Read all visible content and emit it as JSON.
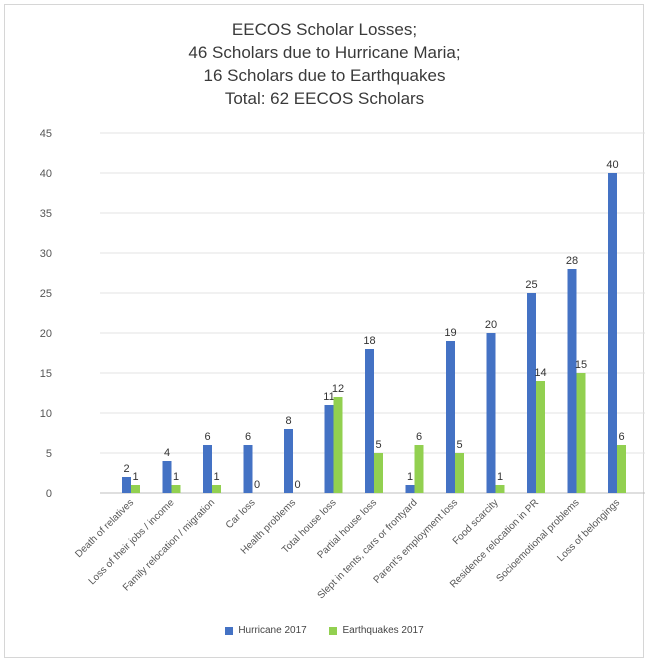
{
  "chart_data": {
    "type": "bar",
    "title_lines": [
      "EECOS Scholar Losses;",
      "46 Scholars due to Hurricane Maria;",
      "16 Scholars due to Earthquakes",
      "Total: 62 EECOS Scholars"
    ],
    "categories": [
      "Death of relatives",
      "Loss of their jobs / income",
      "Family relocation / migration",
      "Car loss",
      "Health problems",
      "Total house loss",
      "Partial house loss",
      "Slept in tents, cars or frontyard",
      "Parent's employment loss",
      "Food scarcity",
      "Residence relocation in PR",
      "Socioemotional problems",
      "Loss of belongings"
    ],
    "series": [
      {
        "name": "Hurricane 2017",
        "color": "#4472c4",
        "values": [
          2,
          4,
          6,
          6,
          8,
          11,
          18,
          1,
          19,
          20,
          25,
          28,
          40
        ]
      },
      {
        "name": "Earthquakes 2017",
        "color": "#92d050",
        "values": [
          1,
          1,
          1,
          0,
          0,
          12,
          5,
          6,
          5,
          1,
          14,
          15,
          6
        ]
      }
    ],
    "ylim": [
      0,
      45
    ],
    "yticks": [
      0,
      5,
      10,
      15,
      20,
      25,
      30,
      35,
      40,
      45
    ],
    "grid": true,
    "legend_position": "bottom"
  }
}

#####

## EXERCISE PROMPT
Word for word, quote the lines above. Omit the pictures.

## RESPONSE
Read all visible content and emit it as JSON.
{
  "chart_data": {
    "type": "bar",
    "title_lines": [
      "EECOS Scholar Losses;",
      "46 Scholars due to Hurricane Maria;",
      "16 Scholars due to Earthquakes",
      "Total: 62 EECOS Scholars"
    ],
    "categories": [
      "Death of relatives",
      "Loss of their jobs / income",
      "Family relocation / migration",
      "Car loss",
      "Health problems",
      "Total house loss",
      "Partial house loss",
      "Slept in tents, cars or frontyard",
      "Parent's employment loss",
      "Food scarcity",
      "Residence relocation in PR",
      "Socioemotional problems",
      "Loss of belongings"
    ],
    "series": [
      {
        "name": "Hurricane 2017",
        "color": "#4472c4",
        "values": [
          2,
          4,
          6,
          6,
          8,
          11,
          18,
          1,
          19,
          20,
          25,
          28,
          40
        ]
      },
      {
        "name": "Earthquakes 2017",
        "color": "#92d050",
        "values": [
          1,
          1,
          1,
          0,
          0,
          12,
          5,
          6,
          5,
          1,
          14,
          15,
          6
        ]
      }
    ],
    "ylim": [
      0,
      45
    ],
    "yticks": [
      0,
      5,
      10,
      15,
      20,
      25,
      30,
      35,
      40,
      45
    ],
    "grid": true,
    "legend_position": "bottom"
  }
}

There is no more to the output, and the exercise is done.